GOAL OF THE EXERCISE =
Report back each line of the records that contains the string "hint".

PROVIDED ENTRIES =
* BEGIN *

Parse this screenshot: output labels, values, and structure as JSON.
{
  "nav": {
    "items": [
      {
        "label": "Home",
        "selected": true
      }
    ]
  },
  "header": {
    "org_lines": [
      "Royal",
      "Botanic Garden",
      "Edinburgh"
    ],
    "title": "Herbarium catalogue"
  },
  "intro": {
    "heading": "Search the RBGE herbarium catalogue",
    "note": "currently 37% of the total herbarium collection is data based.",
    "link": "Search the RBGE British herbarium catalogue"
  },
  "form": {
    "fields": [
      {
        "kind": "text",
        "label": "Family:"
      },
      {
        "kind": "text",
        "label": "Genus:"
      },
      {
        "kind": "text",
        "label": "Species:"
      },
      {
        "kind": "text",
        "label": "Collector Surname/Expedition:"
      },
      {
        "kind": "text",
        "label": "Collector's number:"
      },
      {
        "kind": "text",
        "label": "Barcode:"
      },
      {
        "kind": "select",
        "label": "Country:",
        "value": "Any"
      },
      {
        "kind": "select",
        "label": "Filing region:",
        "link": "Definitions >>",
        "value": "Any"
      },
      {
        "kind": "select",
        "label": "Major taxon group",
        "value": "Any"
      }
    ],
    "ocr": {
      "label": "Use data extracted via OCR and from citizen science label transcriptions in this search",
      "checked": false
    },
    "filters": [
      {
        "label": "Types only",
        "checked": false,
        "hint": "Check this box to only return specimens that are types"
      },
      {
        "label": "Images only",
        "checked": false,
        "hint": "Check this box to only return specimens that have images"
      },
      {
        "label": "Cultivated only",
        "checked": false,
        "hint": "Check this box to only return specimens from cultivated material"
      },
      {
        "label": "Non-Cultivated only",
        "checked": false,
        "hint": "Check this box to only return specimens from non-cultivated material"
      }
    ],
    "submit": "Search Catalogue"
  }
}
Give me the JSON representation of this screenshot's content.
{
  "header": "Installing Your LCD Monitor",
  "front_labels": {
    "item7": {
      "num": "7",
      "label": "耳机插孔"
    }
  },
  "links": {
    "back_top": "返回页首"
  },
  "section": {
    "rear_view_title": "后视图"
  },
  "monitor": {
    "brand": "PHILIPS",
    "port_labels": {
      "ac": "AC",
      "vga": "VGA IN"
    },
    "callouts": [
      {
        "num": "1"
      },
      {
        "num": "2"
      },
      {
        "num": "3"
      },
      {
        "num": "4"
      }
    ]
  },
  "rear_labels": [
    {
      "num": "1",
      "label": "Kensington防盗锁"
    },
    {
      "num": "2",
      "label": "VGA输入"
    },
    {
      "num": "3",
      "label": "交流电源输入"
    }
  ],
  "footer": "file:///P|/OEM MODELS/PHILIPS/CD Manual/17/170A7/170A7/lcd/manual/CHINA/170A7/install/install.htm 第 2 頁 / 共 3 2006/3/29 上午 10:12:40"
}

* END *

RESPONSE TO THE TASK =
        "hint": "Check this box to only return specimens that are types"
        "hint": "Check this box to only return specimens that have images"
        "hint": "Check this box to only return specimens from cultivated material"
        "hint": "Check this box to only return specimens from non-cultivated material"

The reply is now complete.